### Set exercise:
Gather up every line that includes the string "name".

### Records shown:
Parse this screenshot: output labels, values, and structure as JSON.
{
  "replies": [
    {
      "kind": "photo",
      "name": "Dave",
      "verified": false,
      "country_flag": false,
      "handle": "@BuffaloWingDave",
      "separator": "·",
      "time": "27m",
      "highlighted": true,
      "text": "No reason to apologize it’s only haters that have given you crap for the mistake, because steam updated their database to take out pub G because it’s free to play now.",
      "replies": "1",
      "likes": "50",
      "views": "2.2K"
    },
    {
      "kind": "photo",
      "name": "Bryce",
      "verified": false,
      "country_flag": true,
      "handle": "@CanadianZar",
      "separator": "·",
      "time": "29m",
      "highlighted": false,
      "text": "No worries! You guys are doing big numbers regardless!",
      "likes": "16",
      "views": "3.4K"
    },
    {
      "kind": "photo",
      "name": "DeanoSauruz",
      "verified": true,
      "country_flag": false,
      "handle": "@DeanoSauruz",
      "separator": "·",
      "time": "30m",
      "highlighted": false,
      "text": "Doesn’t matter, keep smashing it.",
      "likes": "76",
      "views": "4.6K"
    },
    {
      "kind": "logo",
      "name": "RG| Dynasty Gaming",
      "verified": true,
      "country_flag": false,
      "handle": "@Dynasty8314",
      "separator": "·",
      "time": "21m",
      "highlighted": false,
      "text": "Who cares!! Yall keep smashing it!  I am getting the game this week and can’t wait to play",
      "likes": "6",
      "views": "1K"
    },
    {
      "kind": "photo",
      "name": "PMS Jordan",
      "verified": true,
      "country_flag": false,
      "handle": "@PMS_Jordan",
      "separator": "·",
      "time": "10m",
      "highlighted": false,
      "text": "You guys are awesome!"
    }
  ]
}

### Correct output:
      "name": "Dave",
      "name": "Bryce",
      "name": "DeanoSauruz",
      "name": "RG| Dynasty Gaming",
      "name": "PMS Jordan",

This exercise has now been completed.